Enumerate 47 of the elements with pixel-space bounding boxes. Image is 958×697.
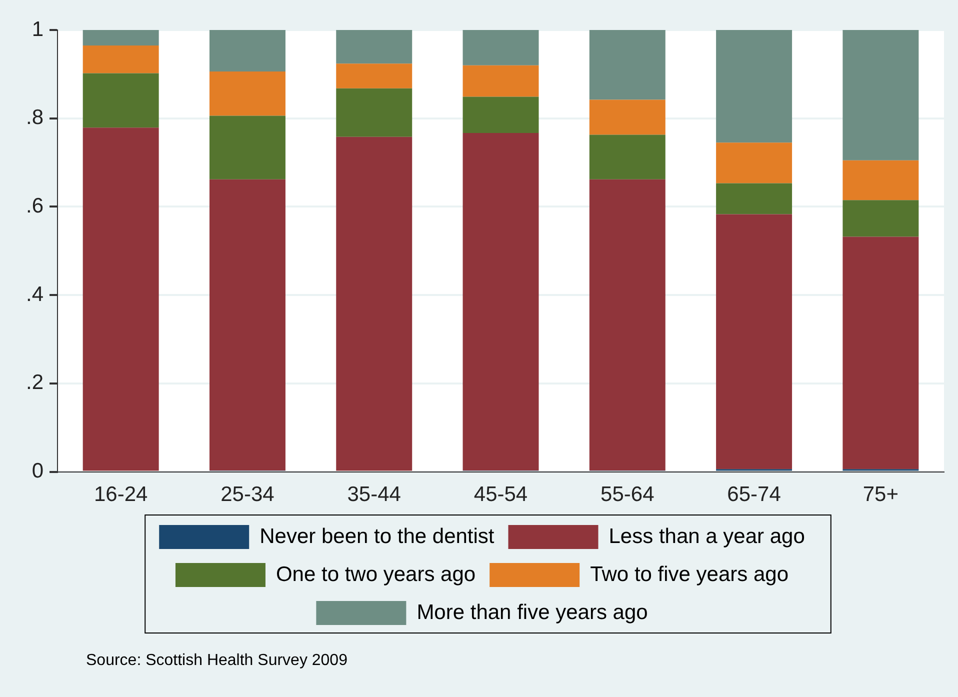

▬▬▬▬▬▬▬▬▬▬

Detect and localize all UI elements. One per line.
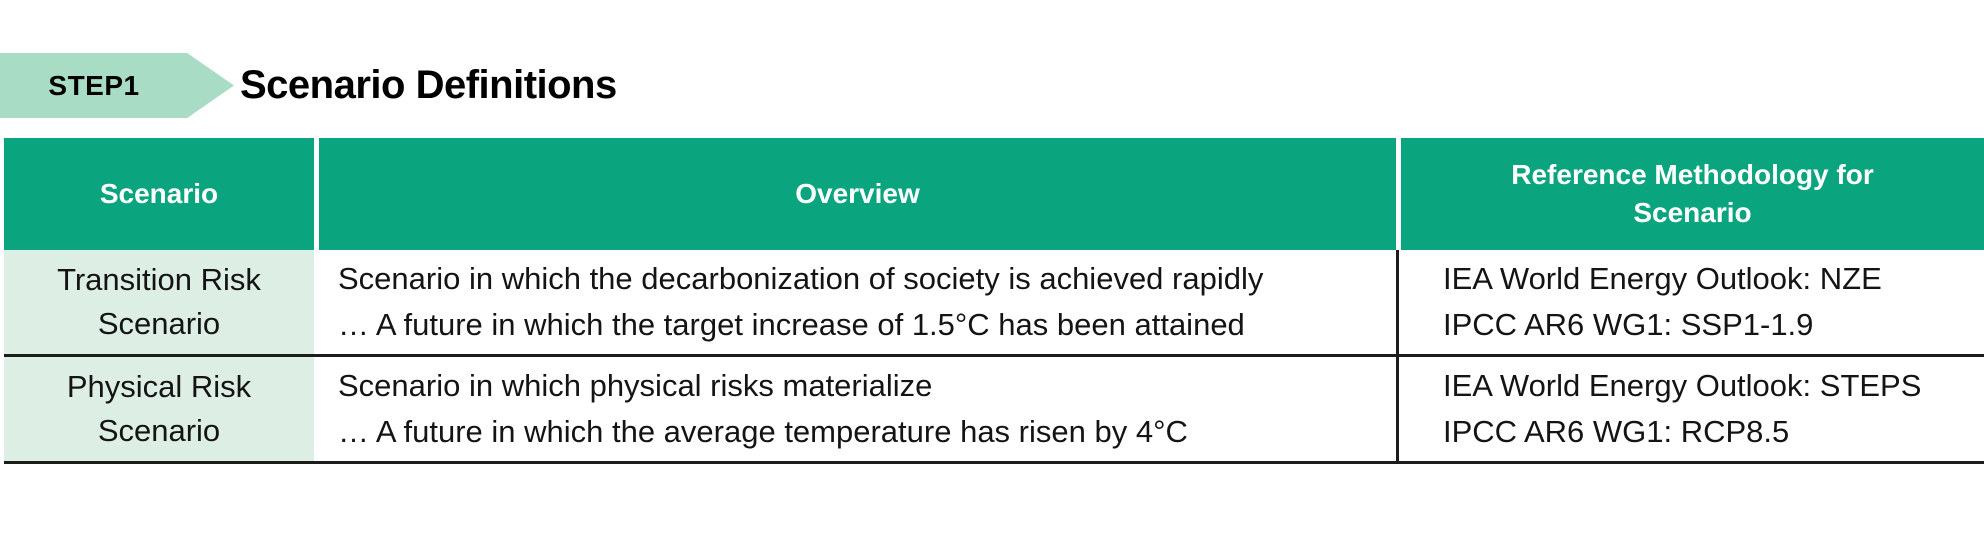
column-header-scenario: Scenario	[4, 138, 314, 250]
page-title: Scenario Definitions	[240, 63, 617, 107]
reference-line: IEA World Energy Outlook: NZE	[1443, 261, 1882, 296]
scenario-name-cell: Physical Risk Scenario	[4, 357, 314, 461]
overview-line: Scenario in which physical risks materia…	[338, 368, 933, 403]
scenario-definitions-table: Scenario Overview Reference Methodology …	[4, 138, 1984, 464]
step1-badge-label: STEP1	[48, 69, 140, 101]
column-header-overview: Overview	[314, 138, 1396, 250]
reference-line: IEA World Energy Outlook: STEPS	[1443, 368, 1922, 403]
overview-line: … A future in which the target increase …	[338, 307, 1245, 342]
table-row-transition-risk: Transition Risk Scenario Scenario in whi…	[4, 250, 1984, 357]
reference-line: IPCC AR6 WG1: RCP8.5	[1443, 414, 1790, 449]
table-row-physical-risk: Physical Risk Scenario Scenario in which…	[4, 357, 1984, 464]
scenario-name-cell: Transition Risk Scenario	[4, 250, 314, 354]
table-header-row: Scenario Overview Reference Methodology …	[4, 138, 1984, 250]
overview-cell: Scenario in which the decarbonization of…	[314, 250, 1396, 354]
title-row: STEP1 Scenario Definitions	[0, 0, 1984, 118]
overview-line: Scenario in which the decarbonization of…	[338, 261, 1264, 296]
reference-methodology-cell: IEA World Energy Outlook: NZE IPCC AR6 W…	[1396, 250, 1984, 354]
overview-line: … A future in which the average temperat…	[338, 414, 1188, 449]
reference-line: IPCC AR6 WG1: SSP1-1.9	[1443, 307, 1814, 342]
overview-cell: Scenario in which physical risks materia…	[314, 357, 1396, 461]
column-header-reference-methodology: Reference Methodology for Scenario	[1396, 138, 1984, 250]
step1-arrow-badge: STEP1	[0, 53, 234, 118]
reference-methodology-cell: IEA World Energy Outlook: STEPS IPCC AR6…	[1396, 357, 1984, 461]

▬▬▬▬▬▬▬▬▬▬

* Given problem
Arrange the lines above, from the one containing "Detect and localize" through the one containing "reference-methodology-cell: IEA World Energy Outlook: NZE", as a two-column CSV headed text and reply. Give one row for each line of text paired with the lines that reply to it, quote every field, and turn line breaks into spaces. Leave the pictures out.

* Correct output
text,reply
"Detect and localize all UI elements. One per line.","column-header-scenario: Scenario	[4, 138, 314, 250] page-title: Scenario Definitions	[240, 63, 617, 107] reference-line: IEA World Energy Outlook: NZE	[1443, 261, 1882, 296] scenario-name-cell: Physical Risk Scenario	[4, 357, 314, 461] overview-line: Scenario in which physical risks materia…	[338, 368, 933, 403] scenario-definitions-table: Scenario Overview Reference Methodology …	[4, 138, 1984, 464] step1-badge-label: STEP1	[48, 69, 140, 101] column-header-overview: Overview	[314, 138, 1396, 250] reference-line: IEA World Energy Outlook: STEPS	[1443, 368, 1922, 403] overview-line: … A future in which the target increase …	[338, 307, 1245, 342] table-row-transition-risk: Transition Risk Scenario Scenario in whi…	[4, 250, 1984, 357] reference-line: IPCC AR6 WG1: RCP8.5	[1443, 414, 1790, 449] table-row-physical-risk: Physical Risk Scenario Scenario in which…	[4, 357, 1984, 464] scenario-name-cell: Transition Risk Scenario	[4, 250, 314, 354] table-header-row: Scenario Overview Reference Methodology …	[4, 138, 1984, 250] overview-cell: Scenario in which the decarbonization of…	[314, 250, 1396, 354] title-row: STEP1 Scenario Definitions	[0, 0, 1984, 118] overview-line: Scenario in which the decarbonization of…	[338, 261, 1264, 296] reference-methodology-cell: IEA World Energy Outlook: NZE IPCC AR6 W…	[1396, 250, 1984, 354]"